start Data for this exercise

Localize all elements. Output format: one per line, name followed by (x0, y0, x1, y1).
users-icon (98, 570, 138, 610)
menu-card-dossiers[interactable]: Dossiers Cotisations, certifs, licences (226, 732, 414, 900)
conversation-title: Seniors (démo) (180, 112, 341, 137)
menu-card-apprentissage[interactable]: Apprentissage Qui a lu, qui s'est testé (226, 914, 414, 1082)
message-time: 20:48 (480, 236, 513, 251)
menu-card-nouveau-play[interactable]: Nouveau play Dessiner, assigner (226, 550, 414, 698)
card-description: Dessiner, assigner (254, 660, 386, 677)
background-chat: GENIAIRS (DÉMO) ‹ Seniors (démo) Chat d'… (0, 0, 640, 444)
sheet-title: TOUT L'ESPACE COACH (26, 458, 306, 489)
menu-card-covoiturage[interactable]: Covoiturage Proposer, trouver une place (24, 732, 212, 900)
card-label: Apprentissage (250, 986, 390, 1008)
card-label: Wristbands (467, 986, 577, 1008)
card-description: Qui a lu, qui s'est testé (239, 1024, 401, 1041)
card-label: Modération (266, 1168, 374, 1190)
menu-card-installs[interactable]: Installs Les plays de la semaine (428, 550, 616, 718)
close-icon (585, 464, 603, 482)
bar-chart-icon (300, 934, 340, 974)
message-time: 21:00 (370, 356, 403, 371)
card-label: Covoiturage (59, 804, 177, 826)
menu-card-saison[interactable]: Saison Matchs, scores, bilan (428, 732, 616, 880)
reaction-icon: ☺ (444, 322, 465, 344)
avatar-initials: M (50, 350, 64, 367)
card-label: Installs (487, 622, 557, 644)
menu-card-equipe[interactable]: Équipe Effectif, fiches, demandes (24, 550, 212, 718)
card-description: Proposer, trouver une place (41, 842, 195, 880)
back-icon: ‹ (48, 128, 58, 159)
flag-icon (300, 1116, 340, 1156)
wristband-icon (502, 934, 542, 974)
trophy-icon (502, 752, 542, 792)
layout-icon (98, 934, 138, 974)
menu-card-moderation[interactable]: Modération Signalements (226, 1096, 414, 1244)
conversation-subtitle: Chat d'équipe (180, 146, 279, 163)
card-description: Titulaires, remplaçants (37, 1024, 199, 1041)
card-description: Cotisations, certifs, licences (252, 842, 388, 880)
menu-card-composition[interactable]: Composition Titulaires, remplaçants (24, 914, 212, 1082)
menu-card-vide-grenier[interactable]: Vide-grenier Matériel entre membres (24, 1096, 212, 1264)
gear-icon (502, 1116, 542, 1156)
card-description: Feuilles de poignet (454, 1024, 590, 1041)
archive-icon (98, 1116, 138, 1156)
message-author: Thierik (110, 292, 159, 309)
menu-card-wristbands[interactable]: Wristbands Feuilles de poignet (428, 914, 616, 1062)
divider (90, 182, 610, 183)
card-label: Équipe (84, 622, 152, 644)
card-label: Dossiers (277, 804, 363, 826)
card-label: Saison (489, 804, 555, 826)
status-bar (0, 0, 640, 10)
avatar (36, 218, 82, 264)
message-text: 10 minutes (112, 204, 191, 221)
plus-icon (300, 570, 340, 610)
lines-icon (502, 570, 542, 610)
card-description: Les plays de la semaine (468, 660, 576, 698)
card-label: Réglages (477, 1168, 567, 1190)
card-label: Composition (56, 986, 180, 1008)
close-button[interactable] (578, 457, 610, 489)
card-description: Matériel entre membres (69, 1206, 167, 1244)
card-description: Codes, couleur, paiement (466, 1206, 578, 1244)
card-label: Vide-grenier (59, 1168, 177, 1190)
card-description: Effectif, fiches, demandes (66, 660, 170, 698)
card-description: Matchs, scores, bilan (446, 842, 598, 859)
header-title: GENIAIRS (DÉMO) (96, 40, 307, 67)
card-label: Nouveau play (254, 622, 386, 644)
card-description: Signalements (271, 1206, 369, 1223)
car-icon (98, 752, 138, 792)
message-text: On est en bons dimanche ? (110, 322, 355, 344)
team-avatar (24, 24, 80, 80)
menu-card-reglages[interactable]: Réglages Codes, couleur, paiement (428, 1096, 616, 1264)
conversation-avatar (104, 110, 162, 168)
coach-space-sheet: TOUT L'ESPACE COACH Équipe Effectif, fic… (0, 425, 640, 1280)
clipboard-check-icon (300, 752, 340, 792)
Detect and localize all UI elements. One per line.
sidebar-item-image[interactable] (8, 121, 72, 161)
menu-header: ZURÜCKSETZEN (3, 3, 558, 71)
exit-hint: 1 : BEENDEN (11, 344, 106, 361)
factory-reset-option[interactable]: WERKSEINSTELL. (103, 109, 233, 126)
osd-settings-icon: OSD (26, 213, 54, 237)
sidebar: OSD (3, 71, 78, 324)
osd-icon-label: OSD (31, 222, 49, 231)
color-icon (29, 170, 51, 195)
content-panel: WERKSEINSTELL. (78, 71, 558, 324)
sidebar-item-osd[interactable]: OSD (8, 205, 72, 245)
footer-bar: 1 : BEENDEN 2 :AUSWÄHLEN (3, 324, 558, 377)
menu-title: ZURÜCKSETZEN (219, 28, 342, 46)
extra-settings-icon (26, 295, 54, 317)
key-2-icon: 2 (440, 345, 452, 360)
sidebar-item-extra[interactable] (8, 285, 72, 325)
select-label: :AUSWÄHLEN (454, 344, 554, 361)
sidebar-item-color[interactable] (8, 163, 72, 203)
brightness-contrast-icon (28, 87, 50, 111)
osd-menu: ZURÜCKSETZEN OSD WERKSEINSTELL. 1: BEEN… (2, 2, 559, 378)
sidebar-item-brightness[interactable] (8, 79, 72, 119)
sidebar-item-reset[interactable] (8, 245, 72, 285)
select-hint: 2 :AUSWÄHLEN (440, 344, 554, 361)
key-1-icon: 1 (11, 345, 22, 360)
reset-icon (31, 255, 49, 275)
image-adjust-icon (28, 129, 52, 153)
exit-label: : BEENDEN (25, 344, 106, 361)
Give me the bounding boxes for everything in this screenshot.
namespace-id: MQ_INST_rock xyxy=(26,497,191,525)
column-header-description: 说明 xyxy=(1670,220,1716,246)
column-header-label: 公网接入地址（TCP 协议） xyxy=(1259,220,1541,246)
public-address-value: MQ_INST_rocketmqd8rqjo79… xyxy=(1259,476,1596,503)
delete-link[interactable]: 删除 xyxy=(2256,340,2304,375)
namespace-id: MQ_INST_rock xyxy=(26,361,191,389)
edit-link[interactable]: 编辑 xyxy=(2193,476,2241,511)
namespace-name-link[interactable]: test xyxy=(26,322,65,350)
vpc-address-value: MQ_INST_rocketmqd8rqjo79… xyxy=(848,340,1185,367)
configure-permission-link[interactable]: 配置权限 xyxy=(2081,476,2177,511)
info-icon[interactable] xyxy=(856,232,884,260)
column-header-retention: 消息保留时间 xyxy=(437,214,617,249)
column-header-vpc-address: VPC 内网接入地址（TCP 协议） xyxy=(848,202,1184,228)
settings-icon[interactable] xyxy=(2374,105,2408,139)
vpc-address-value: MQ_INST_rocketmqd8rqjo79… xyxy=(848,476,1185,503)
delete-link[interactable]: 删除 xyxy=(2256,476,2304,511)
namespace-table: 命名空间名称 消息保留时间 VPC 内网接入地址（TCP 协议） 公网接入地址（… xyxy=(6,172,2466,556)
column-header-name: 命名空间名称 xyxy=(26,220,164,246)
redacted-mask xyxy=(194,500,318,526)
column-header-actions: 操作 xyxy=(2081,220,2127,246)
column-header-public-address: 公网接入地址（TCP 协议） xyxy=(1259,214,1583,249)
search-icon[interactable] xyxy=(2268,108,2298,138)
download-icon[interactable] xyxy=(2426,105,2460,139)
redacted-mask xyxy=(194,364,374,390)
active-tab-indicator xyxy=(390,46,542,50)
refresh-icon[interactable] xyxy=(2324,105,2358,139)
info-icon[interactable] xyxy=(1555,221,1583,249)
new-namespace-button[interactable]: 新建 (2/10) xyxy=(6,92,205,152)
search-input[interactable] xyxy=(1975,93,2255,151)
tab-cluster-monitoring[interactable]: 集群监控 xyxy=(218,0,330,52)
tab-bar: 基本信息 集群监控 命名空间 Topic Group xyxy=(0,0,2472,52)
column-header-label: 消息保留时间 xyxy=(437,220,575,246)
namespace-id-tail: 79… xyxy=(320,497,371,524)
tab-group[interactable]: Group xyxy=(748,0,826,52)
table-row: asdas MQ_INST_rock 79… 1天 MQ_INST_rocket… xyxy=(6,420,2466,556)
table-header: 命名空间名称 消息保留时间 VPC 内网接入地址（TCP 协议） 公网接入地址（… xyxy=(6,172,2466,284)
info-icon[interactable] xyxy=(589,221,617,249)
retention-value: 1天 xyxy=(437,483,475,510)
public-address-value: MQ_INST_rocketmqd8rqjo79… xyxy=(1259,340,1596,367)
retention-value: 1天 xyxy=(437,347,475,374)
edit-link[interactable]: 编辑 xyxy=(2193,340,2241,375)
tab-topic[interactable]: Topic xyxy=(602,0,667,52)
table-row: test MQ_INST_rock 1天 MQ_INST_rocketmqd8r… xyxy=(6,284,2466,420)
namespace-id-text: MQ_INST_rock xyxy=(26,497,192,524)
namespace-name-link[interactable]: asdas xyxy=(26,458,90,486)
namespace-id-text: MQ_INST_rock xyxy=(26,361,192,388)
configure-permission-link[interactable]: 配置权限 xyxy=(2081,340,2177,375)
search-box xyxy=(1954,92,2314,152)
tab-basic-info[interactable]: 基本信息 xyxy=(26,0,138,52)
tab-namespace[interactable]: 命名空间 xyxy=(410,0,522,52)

end Data for this exercise

# Aim:
Edit the records from the beginning through the line containing "550, 212, 718)", replacing "Dessiner" with "Tracer" and leaving everything else unchanged.

# Correct output:
Localize all elements. Output format: one per line, name followed by (x0, y0, x1, y1).
users-icon (98, 570, 138, 610)
menu-card-dossiers[interactable]: Dossiers Cotisations, certifs, licences (226, 732, 414, 900)
conversation-title: Seniors (démo) (180, 112, 341, 137)
menu-card-apprentissage[interactable]: Apprentissage Qui a lu, qui s'est testé (226, 914, 414, 1082)
message-time: 20:48 (480, 236, 513, 251)
menu-card-nouveau-play[interactable]: Nouveau play Tracer, assigner (226, 550, 414, 698)
card-description: Tracer, assigner (254, 660, 386, 677)
background-chat: GENIAIRS (DÉMO) ‹ Seniors (démo) Chat d'… (0, 0, 640, 444)
sheet-title: TOUT L'ESPACE COACH (26, 458, 306, 489)
menu-card-covoiturage[interactable]: Covoiturage Proposer, trouver une place (24, 732, 212, 900)
card-label: Apprentissage (250, 986, 390, 1008)
card-label: Wristbands (467, 986, 577, 1008)
card-description: Qui a lu, qui s'est testé (239, 1024, 401, 1041)
card-label: Modération (266, 1168, 374, 1190)
menu-card-installs[interactable]: Installs Les plays de la semaine (428, 550, 616, 718)
close-icon (585, 464, 603, 482)
bar-chart-icon (300, 934, 340, 974)
message-time: 21:00 (370, 356, 403, 371)
card-label: Covoiturage (59, 804, 177, 826)
menu-card-saison[interactable]: Saison Matchs, scores, bilan (428, 732, 616, 880)
reaction-icon: ☺ (444, 322, 465, 344)
avatar-initials: M (50, 350, 64, 367)
card-label: Installs (487, 622, 557, 644)
menu-card-equipe[interactable]: Équipe Effectif, fiches, demandes (24, 550, 212, 718)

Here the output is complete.